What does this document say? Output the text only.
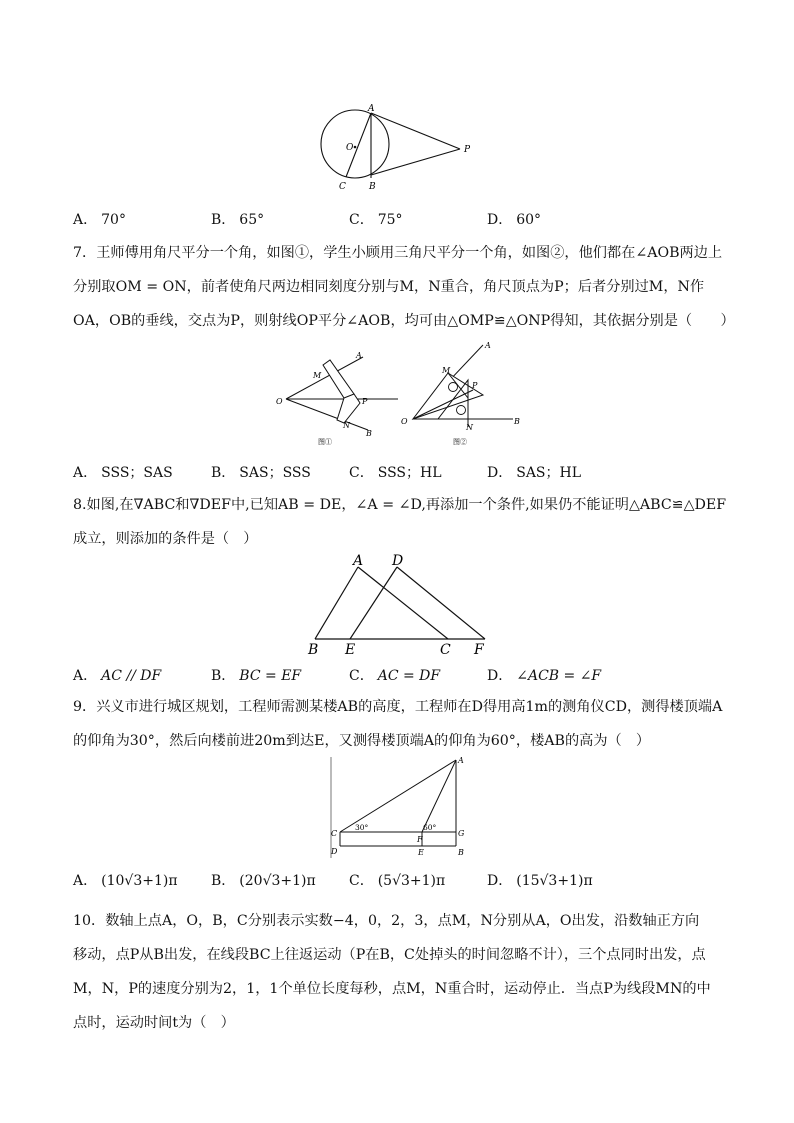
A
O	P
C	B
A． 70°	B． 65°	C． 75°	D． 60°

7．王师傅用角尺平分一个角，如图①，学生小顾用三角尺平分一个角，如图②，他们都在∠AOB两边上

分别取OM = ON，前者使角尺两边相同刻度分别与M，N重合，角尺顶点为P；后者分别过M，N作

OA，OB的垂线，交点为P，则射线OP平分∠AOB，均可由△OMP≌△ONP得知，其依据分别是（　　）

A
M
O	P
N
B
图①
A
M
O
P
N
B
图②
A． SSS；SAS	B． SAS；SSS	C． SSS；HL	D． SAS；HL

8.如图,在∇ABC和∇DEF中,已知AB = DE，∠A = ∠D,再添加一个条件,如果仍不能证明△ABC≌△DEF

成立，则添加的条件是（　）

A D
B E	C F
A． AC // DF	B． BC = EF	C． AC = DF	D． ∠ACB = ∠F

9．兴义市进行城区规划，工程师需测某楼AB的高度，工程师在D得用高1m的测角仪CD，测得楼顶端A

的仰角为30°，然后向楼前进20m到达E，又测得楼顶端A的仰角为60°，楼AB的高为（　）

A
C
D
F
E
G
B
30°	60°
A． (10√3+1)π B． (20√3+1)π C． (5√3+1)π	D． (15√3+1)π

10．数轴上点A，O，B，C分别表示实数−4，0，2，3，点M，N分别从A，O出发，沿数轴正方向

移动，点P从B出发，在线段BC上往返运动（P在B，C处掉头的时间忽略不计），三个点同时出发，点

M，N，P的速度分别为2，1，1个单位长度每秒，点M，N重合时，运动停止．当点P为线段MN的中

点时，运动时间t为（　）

□ □ □ □

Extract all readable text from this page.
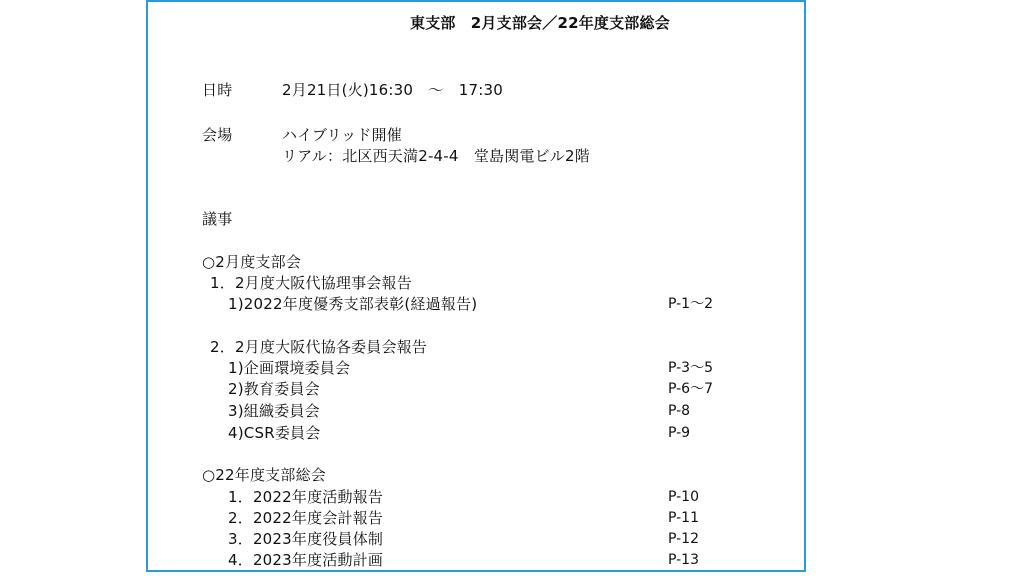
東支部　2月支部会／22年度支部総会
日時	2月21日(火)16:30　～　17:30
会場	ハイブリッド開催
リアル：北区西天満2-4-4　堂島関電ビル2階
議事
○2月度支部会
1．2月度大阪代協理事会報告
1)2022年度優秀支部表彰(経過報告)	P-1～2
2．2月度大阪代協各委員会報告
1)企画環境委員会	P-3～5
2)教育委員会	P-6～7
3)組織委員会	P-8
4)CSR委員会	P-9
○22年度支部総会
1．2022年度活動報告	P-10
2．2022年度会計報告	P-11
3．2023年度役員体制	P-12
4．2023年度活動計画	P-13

□ □ □ □

◆ Problem ◆
Where a line of the data holds "this", show that line.

◆ Complete response ◆
What does this document say? Output the text only.
Extract all readable text from this page.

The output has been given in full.